* [Brief A]:
Reproduce the listing from its first line through the line containing "404, 332, 414]", substituting "coordinates" for "bounding boxes" and leaving everything else unchanged. Return only those lines.
------------------------------------------------
System Design 3 - Estimations

Third part of my system design train of thought

Introduction

After the previous 2 parts, we’ve got a reasonable idea of the tools we have at our disposal in system design and why it is important.

Before I’ll get to specific task designs, I’d like to wrap up the introduction with how to approach it.

This part is basically dedicated to chapter 3 & 4 of the book I’m using to guide myself through it. You can find these 2 parts here.

Back-of-the-envelope Estimation

So let’s start with estimations. How do we estimate something completely abstract? What does it mean if I’m supposed to design something for 1 million users?

Well, we first need to have an idea of the amount of data we’re transferring. To do that, we often talk about bytes. But millions of users creating twitter posts will have enormous numbers. What does it tell us that we store 1073741824 or 1073741424 bytes?

I’m sure you didn’t read those numbers, but the first one is 2^30 and the second is the 10^30 - 400. It doesn’t make a difference in designing. What does is the power of 2s.
------------------------------------------------
* [Brief B]:
Write out the whole text on system design estimations, word for word.

* [Supplied records]:
------------------------------------------------
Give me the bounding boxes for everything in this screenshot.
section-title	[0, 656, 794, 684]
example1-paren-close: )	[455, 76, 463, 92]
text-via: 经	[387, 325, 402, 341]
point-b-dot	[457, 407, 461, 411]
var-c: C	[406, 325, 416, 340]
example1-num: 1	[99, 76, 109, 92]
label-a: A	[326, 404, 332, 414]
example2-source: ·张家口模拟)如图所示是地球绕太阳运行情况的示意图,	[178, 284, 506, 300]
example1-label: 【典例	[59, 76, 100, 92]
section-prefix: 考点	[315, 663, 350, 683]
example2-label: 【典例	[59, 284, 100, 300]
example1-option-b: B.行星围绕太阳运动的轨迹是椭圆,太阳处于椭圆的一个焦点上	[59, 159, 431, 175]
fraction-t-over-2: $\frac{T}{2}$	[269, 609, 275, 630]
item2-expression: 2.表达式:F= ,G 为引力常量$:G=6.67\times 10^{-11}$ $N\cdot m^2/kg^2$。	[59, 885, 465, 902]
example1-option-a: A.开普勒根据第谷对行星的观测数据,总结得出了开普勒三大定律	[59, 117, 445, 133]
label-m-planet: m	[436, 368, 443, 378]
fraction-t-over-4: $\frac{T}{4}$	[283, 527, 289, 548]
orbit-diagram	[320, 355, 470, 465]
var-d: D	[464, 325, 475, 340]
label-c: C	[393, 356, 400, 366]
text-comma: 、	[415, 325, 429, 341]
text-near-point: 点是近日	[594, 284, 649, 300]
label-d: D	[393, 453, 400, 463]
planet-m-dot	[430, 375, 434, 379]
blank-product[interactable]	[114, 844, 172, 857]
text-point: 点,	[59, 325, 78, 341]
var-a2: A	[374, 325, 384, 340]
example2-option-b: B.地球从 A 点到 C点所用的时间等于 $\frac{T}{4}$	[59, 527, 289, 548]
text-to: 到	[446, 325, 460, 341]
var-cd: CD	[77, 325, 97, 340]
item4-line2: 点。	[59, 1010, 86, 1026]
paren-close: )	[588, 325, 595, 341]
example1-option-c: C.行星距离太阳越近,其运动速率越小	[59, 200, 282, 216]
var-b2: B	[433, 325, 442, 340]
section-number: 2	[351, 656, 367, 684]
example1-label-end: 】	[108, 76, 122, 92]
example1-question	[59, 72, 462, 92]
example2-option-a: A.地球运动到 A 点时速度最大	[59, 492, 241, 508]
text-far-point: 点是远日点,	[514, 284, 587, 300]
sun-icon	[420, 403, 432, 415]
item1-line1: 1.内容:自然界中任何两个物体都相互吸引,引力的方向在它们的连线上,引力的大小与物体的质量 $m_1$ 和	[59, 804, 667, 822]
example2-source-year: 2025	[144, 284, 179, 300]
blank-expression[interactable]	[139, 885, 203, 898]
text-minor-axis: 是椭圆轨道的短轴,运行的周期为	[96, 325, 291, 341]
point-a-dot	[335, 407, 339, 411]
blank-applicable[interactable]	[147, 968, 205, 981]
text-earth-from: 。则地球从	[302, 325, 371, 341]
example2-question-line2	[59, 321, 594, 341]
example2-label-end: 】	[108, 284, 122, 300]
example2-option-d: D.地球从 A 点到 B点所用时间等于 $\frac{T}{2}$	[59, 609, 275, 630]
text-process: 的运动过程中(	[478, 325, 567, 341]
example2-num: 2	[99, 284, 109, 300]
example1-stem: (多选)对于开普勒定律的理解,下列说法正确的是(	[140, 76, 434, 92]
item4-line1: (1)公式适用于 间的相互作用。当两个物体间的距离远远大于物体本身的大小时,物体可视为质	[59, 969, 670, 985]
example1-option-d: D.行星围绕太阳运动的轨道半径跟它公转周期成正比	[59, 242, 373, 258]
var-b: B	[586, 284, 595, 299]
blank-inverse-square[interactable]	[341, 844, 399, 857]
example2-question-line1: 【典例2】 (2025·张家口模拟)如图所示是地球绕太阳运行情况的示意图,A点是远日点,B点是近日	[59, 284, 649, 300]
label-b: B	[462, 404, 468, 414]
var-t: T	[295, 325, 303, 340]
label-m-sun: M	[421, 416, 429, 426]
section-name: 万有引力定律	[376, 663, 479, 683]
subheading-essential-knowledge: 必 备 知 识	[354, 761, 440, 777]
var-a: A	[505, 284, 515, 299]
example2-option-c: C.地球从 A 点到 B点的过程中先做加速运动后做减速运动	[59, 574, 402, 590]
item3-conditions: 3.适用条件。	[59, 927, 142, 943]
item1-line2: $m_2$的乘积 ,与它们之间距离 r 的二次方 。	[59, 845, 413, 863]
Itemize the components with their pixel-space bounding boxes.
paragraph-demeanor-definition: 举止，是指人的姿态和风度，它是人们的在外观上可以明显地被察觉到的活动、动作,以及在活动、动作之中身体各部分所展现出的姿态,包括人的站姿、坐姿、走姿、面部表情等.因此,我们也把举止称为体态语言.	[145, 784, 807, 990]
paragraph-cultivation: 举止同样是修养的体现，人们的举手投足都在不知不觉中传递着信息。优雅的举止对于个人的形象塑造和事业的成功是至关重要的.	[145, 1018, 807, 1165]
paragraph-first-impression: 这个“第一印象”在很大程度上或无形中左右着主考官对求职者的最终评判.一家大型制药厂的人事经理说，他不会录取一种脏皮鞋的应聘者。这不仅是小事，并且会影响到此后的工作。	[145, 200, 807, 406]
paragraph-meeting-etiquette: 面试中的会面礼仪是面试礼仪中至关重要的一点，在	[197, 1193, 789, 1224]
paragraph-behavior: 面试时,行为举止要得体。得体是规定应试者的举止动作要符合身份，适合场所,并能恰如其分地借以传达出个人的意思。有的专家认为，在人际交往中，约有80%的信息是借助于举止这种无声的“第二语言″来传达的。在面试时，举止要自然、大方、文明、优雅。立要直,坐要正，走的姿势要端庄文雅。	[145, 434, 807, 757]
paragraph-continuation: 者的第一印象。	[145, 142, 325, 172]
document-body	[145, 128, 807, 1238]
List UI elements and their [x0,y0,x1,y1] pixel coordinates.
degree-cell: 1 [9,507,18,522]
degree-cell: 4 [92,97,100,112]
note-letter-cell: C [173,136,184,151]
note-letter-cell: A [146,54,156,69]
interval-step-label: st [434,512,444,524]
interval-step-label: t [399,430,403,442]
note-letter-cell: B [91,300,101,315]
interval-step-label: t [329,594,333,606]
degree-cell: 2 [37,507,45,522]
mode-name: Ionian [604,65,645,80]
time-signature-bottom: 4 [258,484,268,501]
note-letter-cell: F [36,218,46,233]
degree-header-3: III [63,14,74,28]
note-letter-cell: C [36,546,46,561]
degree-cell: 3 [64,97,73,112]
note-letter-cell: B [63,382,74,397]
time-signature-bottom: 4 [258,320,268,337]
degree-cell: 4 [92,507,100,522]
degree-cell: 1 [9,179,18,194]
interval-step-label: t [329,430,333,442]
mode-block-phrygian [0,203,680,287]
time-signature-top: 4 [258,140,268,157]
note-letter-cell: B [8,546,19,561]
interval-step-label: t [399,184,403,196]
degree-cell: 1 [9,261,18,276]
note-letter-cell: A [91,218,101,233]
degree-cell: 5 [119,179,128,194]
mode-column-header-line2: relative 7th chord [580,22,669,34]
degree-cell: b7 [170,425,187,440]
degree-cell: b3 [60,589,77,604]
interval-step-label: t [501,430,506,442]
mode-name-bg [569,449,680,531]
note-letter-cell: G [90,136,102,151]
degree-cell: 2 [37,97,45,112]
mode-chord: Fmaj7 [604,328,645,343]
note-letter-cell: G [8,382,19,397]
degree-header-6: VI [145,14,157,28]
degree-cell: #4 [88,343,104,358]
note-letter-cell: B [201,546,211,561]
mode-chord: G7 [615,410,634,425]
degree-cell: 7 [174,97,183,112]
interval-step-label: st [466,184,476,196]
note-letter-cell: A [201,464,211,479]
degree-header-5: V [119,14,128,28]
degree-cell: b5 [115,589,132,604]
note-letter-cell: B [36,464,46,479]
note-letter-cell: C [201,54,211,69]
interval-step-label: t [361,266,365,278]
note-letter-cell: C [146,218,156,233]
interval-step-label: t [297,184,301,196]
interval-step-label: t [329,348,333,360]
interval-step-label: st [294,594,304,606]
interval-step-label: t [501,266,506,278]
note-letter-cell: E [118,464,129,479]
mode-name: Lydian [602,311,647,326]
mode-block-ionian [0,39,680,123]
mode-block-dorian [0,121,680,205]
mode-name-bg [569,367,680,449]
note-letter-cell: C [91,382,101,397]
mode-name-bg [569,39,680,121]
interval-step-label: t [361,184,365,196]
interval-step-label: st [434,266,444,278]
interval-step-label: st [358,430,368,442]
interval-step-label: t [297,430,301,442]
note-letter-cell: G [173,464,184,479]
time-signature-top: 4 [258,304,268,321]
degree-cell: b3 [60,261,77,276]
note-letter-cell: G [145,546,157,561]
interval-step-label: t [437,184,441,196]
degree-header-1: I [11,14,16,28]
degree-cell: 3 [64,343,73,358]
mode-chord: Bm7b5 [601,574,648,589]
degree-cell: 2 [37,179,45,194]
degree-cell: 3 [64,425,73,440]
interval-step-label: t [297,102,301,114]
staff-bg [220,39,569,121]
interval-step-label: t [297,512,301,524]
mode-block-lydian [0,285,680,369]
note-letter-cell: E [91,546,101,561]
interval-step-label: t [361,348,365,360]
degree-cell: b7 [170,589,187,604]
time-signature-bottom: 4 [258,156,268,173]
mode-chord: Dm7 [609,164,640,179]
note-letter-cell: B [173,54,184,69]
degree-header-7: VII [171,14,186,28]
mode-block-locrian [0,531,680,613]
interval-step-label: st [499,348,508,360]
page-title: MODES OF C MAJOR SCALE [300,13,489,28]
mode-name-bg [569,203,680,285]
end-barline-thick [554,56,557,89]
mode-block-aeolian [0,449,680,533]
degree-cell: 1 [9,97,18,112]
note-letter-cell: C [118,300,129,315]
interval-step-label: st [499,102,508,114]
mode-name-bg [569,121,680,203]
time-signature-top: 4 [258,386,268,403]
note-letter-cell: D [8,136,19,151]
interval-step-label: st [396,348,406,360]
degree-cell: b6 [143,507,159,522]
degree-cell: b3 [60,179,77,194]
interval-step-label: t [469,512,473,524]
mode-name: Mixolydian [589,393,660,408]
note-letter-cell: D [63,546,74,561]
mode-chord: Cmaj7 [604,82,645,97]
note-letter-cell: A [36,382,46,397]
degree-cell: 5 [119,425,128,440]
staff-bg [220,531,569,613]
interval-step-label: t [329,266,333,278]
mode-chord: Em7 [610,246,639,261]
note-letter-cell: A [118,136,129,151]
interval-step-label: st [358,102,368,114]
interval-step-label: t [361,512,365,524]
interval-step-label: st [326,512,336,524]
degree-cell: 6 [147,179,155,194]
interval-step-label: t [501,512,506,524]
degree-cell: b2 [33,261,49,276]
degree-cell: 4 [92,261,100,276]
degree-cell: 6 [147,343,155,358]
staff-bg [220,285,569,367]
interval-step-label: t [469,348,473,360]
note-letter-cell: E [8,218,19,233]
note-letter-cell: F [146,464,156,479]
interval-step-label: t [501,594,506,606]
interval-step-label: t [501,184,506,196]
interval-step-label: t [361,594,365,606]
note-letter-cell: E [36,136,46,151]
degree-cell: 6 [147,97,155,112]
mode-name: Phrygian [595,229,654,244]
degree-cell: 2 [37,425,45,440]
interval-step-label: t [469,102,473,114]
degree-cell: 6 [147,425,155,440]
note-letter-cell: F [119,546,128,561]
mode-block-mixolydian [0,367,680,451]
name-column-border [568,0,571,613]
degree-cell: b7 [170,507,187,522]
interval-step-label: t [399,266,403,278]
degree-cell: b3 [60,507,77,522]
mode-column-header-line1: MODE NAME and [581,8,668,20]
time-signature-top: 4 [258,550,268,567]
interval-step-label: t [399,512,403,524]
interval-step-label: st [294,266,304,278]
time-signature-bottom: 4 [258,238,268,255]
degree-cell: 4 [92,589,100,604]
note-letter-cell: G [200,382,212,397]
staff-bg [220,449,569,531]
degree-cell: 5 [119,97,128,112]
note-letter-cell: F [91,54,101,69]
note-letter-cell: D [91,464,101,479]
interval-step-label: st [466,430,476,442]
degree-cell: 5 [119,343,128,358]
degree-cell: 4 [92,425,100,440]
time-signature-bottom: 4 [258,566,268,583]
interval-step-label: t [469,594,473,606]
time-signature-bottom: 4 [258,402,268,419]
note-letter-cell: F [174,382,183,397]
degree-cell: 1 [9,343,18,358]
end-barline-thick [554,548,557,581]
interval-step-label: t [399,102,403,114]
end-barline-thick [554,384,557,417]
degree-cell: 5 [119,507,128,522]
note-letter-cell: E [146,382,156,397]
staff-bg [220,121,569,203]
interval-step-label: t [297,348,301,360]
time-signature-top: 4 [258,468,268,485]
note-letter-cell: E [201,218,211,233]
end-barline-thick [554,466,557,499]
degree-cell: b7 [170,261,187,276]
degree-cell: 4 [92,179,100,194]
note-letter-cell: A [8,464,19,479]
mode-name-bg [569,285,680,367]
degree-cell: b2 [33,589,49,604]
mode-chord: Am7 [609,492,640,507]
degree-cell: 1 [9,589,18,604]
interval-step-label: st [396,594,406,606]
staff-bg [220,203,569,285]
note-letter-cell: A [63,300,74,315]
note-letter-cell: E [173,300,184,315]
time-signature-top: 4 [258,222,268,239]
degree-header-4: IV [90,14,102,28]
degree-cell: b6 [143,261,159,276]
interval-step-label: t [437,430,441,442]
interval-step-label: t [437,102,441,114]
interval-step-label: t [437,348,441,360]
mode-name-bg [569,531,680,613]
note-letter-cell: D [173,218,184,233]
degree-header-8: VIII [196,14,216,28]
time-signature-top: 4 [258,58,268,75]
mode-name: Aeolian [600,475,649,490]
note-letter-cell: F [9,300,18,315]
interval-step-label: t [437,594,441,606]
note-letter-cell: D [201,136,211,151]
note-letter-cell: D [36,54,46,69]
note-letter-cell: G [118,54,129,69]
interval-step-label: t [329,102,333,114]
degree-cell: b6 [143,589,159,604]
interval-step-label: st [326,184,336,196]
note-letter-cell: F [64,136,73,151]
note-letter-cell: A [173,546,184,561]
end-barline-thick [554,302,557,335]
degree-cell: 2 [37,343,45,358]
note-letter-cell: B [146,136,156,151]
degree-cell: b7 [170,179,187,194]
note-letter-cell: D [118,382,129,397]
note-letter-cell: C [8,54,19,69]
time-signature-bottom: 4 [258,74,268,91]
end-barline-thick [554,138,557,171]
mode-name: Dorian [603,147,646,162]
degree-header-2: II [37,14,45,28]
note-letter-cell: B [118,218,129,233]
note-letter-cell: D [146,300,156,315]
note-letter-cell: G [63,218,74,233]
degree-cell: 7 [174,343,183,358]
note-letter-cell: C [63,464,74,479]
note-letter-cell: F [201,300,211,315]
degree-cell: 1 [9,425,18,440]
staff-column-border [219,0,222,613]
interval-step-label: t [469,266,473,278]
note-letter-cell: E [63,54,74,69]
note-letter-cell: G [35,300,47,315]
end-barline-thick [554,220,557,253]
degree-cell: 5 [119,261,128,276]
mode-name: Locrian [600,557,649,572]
------------------------------------------------
* [Correct answer A]:
Give me the coordinates for everything in this screenshot.
section-title	[0, 656, 794, 684]
example1-paren-close: )	[455, 76, 463, 92]
text-via: 经	[387, 325, 402, 341]
point-b-dot	[457, 407, 461, 411]
var-c: C	[406, 325, 416, 340]
example1-num: 1	[99, 76, 109, 92]
label-a: A	[326, 404, 332, 414]

* [Correct answer B]:
System Design 3 - Estimations

Third part of my system design train of thought

Introduction

After the previous 2 parts, we’ve got a reasonable idea of the tools we have at our disposal in system design and why it is important.

Before I’ll get to specific task designs, I’d like to wrap up the introduction with how to approach it.

This part is basically dedicated to chapter 3 & 4 of the book I’m using to guide myself through it. You can find these 2 parts here.

Back-of-the-envelope Estimation

So let’s start with estimations. How do we estimate something completely abstract? What does it mean if I’m supposed to design something for 1 million users?

Well, we first need to have an idea of the amount of data we’re transferring. To do that, we often talk about bytes. But millions of users creating twitter posts will have enormous numbers. What does it tell us that we store 1073741824 or 1073741424 bytes?

I’m sure you didn’t read those numbers, but the first one is 2^30 and the second is the 10^30 - 400. It doesn’t make a difference in designing. What does is the power of 2s.